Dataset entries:
-*-

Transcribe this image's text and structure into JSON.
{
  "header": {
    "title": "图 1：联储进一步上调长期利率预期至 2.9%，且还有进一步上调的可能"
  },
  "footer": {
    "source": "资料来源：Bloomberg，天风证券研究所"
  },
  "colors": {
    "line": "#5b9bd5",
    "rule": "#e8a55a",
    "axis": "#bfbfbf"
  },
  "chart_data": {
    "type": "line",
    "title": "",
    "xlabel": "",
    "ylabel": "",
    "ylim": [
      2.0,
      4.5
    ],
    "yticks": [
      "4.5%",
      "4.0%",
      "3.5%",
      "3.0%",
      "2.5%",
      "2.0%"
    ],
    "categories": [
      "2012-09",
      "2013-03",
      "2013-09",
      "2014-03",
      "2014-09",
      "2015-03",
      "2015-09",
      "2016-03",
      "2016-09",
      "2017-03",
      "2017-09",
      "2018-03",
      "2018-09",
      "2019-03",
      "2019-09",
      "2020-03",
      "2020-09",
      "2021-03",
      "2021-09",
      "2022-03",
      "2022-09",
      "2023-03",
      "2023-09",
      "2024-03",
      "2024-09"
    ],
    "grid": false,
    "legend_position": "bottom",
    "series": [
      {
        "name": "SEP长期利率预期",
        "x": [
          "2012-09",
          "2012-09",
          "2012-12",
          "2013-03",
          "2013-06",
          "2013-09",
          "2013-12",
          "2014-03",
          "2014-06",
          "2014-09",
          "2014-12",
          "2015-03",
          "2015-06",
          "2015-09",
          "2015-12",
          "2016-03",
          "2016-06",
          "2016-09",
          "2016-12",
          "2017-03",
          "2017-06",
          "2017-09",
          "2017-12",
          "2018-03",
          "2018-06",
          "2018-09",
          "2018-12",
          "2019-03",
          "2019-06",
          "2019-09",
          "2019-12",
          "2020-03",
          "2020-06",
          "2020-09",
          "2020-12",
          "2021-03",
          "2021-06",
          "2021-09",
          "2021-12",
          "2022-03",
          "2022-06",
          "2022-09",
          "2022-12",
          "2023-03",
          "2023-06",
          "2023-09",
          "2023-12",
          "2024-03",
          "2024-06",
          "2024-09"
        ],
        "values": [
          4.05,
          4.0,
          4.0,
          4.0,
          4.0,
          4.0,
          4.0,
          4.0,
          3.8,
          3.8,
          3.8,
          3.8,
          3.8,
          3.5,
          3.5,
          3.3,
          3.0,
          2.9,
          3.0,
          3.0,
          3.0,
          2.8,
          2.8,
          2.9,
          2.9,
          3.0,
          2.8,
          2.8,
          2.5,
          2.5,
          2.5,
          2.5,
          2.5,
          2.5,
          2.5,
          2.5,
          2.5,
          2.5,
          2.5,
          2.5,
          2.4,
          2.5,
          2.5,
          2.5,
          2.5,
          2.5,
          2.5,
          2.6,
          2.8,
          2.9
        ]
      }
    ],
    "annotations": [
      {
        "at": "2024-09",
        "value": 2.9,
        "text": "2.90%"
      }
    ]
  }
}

-*-

### [WHAT THIS TASK INVOLVES]
Print the whole listing exactly as it is.

### [EXPECTED OUTPUT]
Transcribe this image's text and structure into JSON.
{
  "header": {
    "title": "图 1：联储进一步上调长期利率预期至 2.9%，且还有进一步上调的可能"
  },
  "footer": {
    "source": "资料来源：Bloomberg，天风证券研究所"
  },
  "colors": {
    "line": "#5b9bd5",
    "rule": "#e8a55a",
    "axis": "#bfbfbf"
  },
  "chart_data": {
    "type": "line",
    "title": "",
    "xlabel": "",
    "ylabel": "",
    "ylim": [
      2.0,
      4.5
    ],
    "yticks": [
      "4.5%",
      "4.0%",
      "3.5%",
      "3.0%",
      "2.5%",
      "2.0%"
    ],
    "categories": [
      "2012-09",
      "2013-03",
      "2013-09",
      "2014-03",
      "2014-09",
      "2015-03",
      "2015-09",
      "2016-03",
      "2016-09",
      "2017-03",
      "2017-09",
      "2018-03",
      "2018-09",
      "2019-03",
      "2019-09",
      "2020-03",
      "2020-09",
      "2021-03",
      "2021-09",
      "2022-03",
      "2022-09",
      "2023-03",
      "2023-09",
      "2024-03",
      "2024-09"
    ],
    "grid": false,
    "legend_position": "bottom",
    "series": [
      {
        "name": "SEP长期利率预期",
        "x": [
          "2012-09",
          "2012-09",
          "2012-12",
          "2013-03",
          "2013-06",
          "2013-09",
          "2013-12",
          "2014-03",
          "2014-06",
          "2014-09",
          "2014-12",
          "2015-03",
          "2015-06",
          "2015-09",
          "2015-12",
          "2016-03",
          "2016-06",
          "2016-09",
          "2016-12",
          "2017-03",
          "2017-06",
          "2017-09",
          "2017-12",
          "2018-03",
          "2018-06",
          "2018-09",
          "2018-12",
          "2019-03",
          "2019-06",
          "2019-09",
          "2019-12",
          "2020-03",
          "2020-06",
          "2020-09",
          "2020-12",
          "2021-03",
          "2021-06",
          "2021-09",
          "2021-12",
          "2022-03",
          "2022-06",
          "2022-09",
          "2022-12",
          "2023-03",
          "2023-06",
          "2023-09",
          "2023-12",
          "2024-03",
          "2024-06",
          "2024-09"
        ],
        "values": [
          4.05,
          4.0,
          4.0,
          4.0,
          4.0,
          4.0,
          4.0,
          4.0,
          3.8,
          3.8,
          3.8,
          3.8,
          3.8,
          3.5,
          3.5,
          3.3,
          3.0,
          2.9,
          3.0,
          3.0,
          3.0,
          2.8,
          2.8,
          2.9,
          2.9,
          3.0,
          2.8,
          2.8,
          2.5,
          2.5,
          2.5,
          2.5,
          2.5,
          2.5,
          2.5,
          2.5,
          2.5,
          2.5,
          2.5,
          2.5,
          2.4,
          2.5,
          2.5,
          2.5,
          2.5,
          2.5,
          2.5,
          2.6,
          2.8,
          2.9
        ]
      }
    ],
    "annotations": [
      {
        "at": "2024-09",
        "value": 2.9,
        "text": "2.90%"
      }
    ]
  }
}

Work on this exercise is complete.